Given text ->
►
Danielle Masbruch, at 33, becomes the oldest company member. She began her dancing life at an a-typical age in Seattle, WA.
 
Trinity’s current program is a mix of recent repertory and the company’s “greatest hits” as they head into a March week-long run at New York's acclaimed Joyce Theater, featuring the 2020 Chicago season premiere, “American Traffic,” choreographed by famed tap dancers Michelle Dorrance and Melinda Sullivan, as a hybrid of American tap dancing and Irish step dance. “It’s a unique demonstration of what Trinity does on stage,” Hoy said, “with the intersection of two forms (that give) birth to new percussive forms.”
 
Chicago audiences will celebrate the world premiere of "Sparks" (2022), choreographed by Mark Howard and featuring the technical prowess of Artistic Associate and solo world champion Ali Doughty and the virtuosity of two-time All Ireland fiddle champion Jake James. "Sparks" gets its name from Jackson Sparks, the 8 year-old boy who lost his life in the Waukesha, WI parade tragedy.
 
“Soles,” (2018) choreographed by Mark Howard, “is tribal and timeless,” Hoy said. “What’s unusual is that it’s as much about silence as noise.” Unlike traditional Irish dance, which is thunderously loud, “Soles” is one example of the influence Trinity's longstanding relationship with Japan has had on the work, with the silences reflecting those of Japanese “Noh” theatre.  The piece was inspired by something Howard remembered his father, Michael Howard saying: “When the soles of your shoes have worn off, you’re back on your feet again.”
◄
To be done ->
In the text about Trinity's program, who choreographed "American Traffic"?

Data listing ->
►
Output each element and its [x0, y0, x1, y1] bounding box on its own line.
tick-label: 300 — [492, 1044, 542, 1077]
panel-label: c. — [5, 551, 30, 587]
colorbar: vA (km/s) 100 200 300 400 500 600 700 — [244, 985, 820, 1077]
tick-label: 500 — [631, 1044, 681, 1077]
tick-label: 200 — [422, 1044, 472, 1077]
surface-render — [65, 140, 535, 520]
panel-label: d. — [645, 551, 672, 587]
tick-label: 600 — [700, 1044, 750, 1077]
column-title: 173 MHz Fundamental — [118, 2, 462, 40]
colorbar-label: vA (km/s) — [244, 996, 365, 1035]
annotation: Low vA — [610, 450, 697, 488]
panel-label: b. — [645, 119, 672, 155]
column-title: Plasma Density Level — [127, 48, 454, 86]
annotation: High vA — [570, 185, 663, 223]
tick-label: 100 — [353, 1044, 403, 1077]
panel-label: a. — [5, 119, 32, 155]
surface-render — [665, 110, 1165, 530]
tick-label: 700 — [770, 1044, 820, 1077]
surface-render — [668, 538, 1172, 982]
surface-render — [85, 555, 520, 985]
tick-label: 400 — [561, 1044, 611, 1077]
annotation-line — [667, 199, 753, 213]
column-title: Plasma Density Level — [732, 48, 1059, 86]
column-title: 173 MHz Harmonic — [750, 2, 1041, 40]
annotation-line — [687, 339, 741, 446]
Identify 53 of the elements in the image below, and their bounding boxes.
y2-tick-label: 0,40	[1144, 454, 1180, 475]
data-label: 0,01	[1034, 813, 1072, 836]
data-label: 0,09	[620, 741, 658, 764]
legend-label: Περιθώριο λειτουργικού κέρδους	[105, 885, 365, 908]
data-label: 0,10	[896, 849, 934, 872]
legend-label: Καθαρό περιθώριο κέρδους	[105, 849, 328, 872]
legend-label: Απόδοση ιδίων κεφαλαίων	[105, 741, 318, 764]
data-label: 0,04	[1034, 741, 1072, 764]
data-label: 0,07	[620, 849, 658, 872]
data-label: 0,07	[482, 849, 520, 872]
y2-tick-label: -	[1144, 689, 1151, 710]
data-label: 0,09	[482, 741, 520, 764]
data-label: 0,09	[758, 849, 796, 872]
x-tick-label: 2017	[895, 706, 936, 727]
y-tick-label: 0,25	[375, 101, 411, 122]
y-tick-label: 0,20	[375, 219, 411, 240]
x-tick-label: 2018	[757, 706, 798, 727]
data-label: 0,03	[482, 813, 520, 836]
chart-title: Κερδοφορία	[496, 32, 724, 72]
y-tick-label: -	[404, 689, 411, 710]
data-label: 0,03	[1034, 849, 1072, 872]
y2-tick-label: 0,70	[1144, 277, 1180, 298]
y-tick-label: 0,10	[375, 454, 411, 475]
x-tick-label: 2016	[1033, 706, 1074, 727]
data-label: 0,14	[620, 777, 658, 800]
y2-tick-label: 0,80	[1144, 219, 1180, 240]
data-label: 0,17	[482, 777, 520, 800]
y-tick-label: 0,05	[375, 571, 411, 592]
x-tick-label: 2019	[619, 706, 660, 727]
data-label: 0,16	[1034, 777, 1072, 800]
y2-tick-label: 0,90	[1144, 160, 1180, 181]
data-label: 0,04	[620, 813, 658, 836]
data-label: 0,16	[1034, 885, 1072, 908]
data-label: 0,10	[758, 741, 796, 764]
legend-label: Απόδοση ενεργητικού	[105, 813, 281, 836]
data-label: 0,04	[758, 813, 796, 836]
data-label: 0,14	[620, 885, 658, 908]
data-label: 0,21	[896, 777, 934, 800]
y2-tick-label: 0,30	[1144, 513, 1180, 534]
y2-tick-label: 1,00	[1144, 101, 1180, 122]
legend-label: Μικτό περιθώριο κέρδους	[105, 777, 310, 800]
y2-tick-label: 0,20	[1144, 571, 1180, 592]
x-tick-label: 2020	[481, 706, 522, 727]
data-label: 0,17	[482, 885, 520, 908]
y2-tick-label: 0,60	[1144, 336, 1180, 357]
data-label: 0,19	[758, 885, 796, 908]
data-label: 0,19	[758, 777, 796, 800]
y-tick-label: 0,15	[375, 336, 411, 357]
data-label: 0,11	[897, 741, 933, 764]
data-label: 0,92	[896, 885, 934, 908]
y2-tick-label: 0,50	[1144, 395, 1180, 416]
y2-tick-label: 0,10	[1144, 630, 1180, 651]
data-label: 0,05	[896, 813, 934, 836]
◄
Result for this task ->
Michelle Dorrance and Melinda Sullivan